## [Written request]
The listing must be reproduced in full, exactly as it stands.

## [The records]

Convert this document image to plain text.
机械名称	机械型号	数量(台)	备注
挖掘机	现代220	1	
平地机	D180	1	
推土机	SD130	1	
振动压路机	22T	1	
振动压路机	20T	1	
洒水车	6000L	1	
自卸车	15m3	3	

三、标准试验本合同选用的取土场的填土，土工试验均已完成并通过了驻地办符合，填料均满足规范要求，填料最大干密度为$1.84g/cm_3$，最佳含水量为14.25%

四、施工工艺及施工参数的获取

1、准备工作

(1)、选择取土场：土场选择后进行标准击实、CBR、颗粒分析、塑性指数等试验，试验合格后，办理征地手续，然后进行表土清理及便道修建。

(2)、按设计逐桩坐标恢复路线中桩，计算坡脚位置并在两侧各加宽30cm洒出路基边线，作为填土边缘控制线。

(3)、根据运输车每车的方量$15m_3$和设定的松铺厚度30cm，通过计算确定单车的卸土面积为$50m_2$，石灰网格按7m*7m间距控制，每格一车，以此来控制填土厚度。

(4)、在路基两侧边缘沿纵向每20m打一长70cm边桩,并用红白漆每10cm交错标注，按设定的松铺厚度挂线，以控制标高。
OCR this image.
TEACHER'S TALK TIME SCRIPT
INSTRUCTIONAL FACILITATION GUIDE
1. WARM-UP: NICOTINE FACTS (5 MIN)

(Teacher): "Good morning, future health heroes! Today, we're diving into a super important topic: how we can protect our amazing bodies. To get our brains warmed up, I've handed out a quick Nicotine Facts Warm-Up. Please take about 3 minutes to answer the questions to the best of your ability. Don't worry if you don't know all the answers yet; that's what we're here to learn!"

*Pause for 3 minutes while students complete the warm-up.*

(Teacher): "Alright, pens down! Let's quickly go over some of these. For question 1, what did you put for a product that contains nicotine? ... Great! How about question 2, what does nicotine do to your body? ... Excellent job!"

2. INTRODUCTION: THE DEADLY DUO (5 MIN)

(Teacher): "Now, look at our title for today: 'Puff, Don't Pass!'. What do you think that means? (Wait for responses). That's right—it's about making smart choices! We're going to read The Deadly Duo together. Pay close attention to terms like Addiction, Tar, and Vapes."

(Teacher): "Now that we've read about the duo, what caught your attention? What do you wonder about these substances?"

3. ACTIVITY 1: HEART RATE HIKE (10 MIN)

## [Response]
Convert this document image to plain text.
机械名称	机械型号	数量(台)	备注
挖掘机	现代220	1	
平地机	D180	1	
推土机	SD130	1	
振动压路机	22T	1	
振动压路机	20T	1	
洒水车	6000L	1	
自卸车	15m3	3	

三、标准试验本合同选用的取土场的填土，土工试验均已完成并通过了驻地办符合，填料均满足规范要求，填料最大干密度为$1.84g/cm_3$，最佳含水量为14.25%

四、施工工艺及施工参数的获取

1、准备工作

(1)、选择取土场：土场选择后进行标准击实、CBR、颗粒分析、塑性指数等试验，试验合格后，办理征地手续，然后进行表土清理及便道修建。

(2)、按设计逐桩坐标恢复路线中桩，计算坡脚位置并在两侧各加宽30cm洒出路基边线，作为填土边缘控制线。

(3)、根据运输车每车的方量$15m_3$和设定的松铺厚度30cm，通过计算确定单车的卸土面积为$50m_2$，石灰网格按7m*7m间距控制，每格一车，以此来控制填土厚度。

(4)、在路基两侧边缘沿纵向每20m打一长70cm边桩,并用红白漆每10cm交错标注，按设定的松铺厚度挂线，以控制标高。
OCR this image.
TEACHER'S TALK TIME SCRIPT
INSTRUCTIONAL FACILITATION GUIDE
1. WARM-UP: NICOTINE FACTS (5 MIN)

(Teacher): "Good morning, future health heroes! Today, we're diving into a super important topic: how we can protect our amazing bodies. To get our brains warmed up, I've handed out a quick Nicotine Facts Warm-Up. Please take about 3 minutes to answer the questions to the best of your ability. Don't worry if you don't know all the answers yet; that's what we're here to learn!"

*Pause for 3 minutes while students complete the warm-up.*

(Teacher): "Alright, pens down! Let's quickly go over some of these. For question 1, what did you put for a product that contains nicotine? ... Great! How about question 2, what does nicotine do to your body? ... Excellent job!"

2. INTRODUCTION: THE DEADLY DUO (5 MIN)

(Teacher): "Now, look at our title for today: 'Puff, Don't Pass!'. What do you think that means? (Wait for responses). That's right—it's about making smart choices! We're going to read The Deadly Duo together. Pay close attention to terms like Addiction, Tar, and Vapes."

(Teacher): "Now that we've read about the duo, what caught your attention? What do you wonder about these substances?"

3. ACTIVITY 1: HEART RATE HIKE (10 MIN)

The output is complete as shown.